**取り組む課題**
原文抜粋によると、明治44年に「捕雷役電」の額を澁澤元治に贈った人物は誰か答えよ。

**原文抜粋**
2021-04-14 07:08:02 | 科学
東京大学の工学部、電気工学科の会議室に「捕雷役電」という木彫りの額が掲げられています(写真下)。これは、明治44年に澁澤先生が博士の学位を授与された時、孝子夫人の父で法学者の穂積陳重(ほづみのぶしげ)教授が澁澤元治(もとじ)先生に贈った額ですが、後の昭和15年、先生から電気工学科に再度、寄贈されました。これは電気を社会の役に立てる事を祈念されての言葉です。実際には、雷の電気は数100万ボルトの高電圧ですが、継続時間が僅かに数10マイクロ秒なので、仮に雷を捕まえたとしても、電力としては数kWh程度にしかならず、実用に供する程の量ではありません。しかし雷の性質を把握して、雷の位置の標定をしたり、雷からの防御方法や電気設備の耐雷設計手法を研究することは、ベンジャミン・フランクリンの凧上げ実験の時代(1752年)から今日に至るまで250年以上に亘って重要研究課題であり、幸い私もこうした研究の一端に関わることができました。
「捕雷役電」は鳳誠三郎教授によれば「雷電ヲ捕役ス」と読むのが正しいのだそうです。下の写真にありますように、雨かんむりの下に田を三つ書くのが雷
の本来の字です。これは回転する様子を表現したものでゴロゴロと鳴る音のことだそうです。また電の旧字は雨かんむりの下に申と書きますが、申の縦棒は稲妻のことを示しているのだそうです。従って雷の音と稲妻を併せて雷電と使うのが正しいようです。雷のことは「いかづち」とも言い、「震」や「霆」や「霹靂」とも書きます。「震」は大地や空気を震わせながら雷が落ちてくる様を、「霆」は主として雷のとどろきのことを言います。青天の霹靂に使う「霹靂」は稀に起きる激しい雷現象というような意味だそうです。

 渋沢先生(1876-1975)は埼玉県生まれで、有名な実業家澁澤栄一の甥にあたりますが栄一にとっては実の息子同然の存在でした。彼は大学を卒業した後、一旦は日本の企業に勤めましたが、自分の欲する道とは異なると考えていました。彼の目標は日本の産業と社会を電力により発展させ、全ての人に電気の恩恵を行き渡らせることでした。そこで退社して後にヨーロッパに渡り、ドイツのシーメンス社やスイスのチューリッヒ工科大学に留学し、スイスの水力発電を学んだりしました。次いでアメリカのGE社の訪問も果した上で帰朝しました。
その成果を生かして渋沢は日本の水力発電の開発に注力し、また逓信省の技師として活動していましたが、東京大学の鳳秀太郎(ひでたろう)教授(電気工学の泰斗であり、与謝野晶子の実兄)の薦めで東京大学の電気工学科に招聘され、大学での研究教育活動に携わりました。それと共に電気界、電力界に多大の貢献をされました。その功績を記念して渋沢賞などの制度も設けられました。また電気学会の会長を務める他、名古屋帝国大学の初代の総長にもなりました。
 渋沢先生は、常々「和ヲ以ツテ尊シト為ス」と言われた温厚な指導者でした。

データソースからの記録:
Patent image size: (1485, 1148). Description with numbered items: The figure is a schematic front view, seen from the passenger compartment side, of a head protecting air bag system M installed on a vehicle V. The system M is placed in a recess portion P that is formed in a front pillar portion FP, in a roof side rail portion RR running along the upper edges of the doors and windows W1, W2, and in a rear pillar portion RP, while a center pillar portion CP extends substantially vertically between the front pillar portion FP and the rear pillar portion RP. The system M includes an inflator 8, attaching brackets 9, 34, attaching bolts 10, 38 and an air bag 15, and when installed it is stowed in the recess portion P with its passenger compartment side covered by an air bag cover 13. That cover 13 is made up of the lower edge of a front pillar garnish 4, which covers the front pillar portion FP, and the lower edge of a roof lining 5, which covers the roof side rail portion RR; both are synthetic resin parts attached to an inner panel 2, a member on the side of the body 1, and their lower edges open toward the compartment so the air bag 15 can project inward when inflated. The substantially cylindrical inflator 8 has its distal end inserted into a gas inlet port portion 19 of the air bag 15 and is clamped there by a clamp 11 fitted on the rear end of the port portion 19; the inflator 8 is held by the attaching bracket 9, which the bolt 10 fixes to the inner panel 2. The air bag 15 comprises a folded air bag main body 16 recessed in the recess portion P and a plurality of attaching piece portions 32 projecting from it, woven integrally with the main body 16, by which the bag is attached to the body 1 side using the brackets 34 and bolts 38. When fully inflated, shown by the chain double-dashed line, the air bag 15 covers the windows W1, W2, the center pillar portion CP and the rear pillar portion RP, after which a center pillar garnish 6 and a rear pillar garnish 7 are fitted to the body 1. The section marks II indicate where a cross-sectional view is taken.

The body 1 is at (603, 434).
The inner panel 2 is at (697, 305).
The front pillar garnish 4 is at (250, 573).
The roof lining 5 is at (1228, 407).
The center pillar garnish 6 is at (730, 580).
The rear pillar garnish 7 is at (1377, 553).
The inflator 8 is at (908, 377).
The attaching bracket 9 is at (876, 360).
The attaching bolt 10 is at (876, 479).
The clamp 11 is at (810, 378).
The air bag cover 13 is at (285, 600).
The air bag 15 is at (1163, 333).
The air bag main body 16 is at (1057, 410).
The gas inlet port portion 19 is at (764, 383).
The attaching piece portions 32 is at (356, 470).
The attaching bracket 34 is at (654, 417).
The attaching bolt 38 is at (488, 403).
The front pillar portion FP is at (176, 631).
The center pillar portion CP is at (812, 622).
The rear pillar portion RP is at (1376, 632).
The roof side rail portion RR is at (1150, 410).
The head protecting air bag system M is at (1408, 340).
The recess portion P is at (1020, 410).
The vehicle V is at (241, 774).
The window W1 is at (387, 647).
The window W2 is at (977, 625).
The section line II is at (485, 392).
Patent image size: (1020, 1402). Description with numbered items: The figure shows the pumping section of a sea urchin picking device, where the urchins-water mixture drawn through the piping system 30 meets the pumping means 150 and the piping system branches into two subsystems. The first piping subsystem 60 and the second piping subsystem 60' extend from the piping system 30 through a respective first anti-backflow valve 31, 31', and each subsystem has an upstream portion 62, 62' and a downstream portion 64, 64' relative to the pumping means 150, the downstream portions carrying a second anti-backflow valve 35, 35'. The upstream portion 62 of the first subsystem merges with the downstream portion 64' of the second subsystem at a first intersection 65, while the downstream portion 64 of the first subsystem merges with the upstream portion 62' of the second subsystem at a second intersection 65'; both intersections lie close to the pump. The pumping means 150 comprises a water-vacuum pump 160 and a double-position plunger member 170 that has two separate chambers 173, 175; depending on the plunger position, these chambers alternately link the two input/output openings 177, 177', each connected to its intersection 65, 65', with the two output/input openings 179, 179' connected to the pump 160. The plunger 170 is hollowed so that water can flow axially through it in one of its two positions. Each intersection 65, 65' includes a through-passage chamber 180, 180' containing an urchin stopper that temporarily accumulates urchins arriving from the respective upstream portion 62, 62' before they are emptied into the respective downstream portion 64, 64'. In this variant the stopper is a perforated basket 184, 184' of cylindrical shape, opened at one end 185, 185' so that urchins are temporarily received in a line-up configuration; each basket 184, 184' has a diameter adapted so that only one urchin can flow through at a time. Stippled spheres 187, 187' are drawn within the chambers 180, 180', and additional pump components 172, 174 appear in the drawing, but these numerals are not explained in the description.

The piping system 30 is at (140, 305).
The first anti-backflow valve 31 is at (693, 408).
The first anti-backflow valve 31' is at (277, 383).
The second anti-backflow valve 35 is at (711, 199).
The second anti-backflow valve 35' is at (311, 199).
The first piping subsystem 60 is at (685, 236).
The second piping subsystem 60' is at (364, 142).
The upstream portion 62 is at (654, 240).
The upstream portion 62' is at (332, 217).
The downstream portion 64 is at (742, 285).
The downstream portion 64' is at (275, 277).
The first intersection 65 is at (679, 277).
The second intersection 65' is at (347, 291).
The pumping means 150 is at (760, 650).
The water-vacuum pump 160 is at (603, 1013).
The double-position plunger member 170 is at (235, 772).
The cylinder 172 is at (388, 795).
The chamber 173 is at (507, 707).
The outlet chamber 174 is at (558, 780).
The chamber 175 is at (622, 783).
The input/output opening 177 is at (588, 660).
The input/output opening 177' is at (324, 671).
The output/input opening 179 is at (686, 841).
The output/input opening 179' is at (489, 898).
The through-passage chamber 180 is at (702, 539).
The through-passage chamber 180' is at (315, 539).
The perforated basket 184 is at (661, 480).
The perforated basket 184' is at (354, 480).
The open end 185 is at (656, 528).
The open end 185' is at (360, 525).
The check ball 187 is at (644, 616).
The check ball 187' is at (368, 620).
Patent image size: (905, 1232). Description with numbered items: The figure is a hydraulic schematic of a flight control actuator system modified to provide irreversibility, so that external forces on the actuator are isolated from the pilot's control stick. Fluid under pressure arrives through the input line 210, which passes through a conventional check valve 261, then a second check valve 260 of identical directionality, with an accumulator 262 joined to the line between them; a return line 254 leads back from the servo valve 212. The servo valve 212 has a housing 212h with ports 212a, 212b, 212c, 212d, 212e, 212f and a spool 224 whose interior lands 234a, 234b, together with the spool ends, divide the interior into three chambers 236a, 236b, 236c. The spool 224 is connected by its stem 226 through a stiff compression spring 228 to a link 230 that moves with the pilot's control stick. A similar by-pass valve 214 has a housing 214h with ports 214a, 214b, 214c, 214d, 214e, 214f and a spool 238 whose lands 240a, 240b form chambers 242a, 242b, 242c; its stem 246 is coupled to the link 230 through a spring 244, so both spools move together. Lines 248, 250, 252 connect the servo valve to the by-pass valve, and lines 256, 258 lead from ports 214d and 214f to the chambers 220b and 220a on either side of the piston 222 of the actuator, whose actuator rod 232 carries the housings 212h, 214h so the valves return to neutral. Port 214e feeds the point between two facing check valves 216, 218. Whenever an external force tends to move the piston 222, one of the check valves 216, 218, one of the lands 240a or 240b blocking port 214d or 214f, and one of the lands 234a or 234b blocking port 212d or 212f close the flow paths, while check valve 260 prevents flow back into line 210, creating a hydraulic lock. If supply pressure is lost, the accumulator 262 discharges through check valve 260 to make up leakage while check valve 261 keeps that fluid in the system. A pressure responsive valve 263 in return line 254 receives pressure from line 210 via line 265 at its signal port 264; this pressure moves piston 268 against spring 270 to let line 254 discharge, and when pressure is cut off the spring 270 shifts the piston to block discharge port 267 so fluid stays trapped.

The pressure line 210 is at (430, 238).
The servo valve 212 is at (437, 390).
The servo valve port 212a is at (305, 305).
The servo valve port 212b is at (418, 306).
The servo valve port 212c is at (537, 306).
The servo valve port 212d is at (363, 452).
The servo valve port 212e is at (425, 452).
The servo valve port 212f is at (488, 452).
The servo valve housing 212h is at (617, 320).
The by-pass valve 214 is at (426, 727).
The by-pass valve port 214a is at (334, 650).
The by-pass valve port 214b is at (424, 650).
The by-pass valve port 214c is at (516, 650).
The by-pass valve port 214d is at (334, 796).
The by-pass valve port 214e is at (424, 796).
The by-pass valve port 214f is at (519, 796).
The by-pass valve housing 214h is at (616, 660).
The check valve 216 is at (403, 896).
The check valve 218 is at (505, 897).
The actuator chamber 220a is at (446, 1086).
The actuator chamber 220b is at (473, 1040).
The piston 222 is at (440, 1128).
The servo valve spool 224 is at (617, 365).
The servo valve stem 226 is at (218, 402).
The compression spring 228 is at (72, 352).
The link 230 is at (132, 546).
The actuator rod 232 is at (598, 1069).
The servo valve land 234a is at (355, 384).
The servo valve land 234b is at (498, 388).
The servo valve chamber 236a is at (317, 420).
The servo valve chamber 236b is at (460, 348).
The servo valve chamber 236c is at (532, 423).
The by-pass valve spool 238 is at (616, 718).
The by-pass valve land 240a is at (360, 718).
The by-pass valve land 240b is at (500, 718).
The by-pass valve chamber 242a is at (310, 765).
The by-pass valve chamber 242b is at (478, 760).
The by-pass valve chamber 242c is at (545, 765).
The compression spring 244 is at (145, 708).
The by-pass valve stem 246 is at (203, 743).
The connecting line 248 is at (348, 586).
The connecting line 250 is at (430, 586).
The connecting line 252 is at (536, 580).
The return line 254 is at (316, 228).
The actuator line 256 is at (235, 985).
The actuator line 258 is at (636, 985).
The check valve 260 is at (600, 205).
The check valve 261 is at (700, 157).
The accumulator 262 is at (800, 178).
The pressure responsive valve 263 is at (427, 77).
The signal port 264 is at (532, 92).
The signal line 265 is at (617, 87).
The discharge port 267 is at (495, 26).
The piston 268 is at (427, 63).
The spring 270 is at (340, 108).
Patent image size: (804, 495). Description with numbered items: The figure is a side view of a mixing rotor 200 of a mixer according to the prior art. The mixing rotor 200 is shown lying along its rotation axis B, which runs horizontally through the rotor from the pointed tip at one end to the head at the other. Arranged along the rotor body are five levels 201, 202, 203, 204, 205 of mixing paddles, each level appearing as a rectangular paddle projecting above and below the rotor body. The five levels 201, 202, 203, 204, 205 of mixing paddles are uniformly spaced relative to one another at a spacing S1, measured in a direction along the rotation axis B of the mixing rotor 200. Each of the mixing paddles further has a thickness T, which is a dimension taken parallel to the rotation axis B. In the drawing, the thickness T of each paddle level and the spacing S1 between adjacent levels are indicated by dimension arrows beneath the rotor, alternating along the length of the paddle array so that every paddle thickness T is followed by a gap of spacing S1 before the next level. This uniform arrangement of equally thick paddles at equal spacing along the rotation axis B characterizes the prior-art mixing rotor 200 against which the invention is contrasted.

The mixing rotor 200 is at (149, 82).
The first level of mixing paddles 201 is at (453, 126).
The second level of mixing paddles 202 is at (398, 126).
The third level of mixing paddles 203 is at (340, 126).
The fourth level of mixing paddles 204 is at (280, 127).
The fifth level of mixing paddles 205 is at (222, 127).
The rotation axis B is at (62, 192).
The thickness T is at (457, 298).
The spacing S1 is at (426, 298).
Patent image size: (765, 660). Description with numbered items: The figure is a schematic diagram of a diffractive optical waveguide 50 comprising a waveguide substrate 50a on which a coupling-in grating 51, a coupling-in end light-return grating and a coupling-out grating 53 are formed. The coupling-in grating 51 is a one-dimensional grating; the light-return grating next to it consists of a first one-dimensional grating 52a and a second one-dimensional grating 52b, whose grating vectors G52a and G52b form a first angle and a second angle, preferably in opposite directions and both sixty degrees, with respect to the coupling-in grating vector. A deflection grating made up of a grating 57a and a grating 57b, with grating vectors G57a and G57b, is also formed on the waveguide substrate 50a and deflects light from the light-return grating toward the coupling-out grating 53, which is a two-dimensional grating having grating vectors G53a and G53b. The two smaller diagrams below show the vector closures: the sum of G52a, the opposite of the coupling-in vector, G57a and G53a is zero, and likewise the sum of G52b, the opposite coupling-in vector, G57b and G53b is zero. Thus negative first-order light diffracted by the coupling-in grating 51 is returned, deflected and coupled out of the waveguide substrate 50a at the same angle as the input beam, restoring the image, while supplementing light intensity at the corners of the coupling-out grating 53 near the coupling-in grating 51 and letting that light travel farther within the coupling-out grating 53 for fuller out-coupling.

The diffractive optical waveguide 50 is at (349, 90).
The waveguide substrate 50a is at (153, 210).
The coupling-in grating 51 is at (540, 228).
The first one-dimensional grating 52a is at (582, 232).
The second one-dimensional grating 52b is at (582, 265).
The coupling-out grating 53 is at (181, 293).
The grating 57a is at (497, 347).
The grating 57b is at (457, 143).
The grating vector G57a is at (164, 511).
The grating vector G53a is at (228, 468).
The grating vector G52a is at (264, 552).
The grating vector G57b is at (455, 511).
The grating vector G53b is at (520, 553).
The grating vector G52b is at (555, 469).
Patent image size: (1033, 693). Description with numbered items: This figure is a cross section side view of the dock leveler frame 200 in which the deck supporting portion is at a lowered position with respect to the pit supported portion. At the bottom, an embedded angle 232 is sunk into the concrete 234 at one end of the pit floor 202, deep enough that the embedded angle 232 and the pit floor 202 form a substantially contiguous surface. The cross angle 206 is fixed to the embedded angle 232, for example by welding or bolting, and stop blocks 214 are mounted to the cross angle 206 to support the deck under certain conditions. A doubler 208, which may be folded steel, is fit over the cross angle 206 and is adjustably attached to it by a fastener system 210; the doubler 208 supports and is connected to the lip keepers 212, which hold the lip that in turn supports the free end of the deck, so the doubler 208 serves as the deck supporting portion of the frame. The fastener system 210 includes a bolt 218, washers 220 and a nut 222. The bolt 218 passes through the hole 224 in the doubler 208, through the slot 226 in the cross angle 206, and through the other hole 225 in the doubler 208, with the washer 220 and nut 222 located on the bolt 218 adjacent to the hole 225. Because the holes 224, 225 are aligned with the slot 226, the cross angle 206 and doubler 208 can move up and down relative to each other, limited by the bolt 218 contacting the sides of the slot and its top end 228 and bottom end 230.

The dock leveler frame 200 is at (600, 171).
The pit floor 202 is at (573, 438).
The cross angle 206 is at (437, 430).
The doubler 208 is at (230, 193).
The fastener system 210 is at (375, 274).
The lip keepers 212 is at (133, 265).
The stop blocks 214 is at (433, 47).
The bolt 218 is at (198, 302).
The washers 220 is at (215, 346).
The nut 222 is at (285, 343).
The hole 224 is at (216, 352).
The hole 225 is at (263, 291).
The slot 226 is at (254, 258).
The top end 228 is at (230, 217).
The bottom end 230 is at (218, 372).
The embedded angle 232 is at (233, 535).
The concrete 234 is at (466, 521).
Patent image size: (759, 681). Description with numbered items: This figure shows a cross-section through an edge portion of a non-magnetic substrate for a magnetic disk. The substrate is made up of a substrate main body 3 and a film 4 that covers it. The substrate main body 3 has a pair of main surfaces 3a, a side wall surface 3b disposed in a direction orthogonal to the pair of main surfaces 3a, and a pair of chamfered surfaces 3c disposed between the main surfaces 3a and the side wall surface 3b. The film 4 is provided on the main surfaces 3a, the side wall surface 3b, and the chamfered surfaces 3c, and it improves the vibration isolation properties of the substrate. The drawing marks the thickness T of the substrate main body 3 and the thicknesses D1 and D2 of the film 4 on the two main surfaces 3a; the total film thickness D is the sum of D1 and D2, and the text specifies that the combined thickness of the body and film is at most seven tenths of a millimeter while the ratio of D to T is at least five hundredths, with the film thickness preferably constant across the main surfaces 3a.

**この課題の解答**
孝子夫人の父で法学者の穂積陳重教授。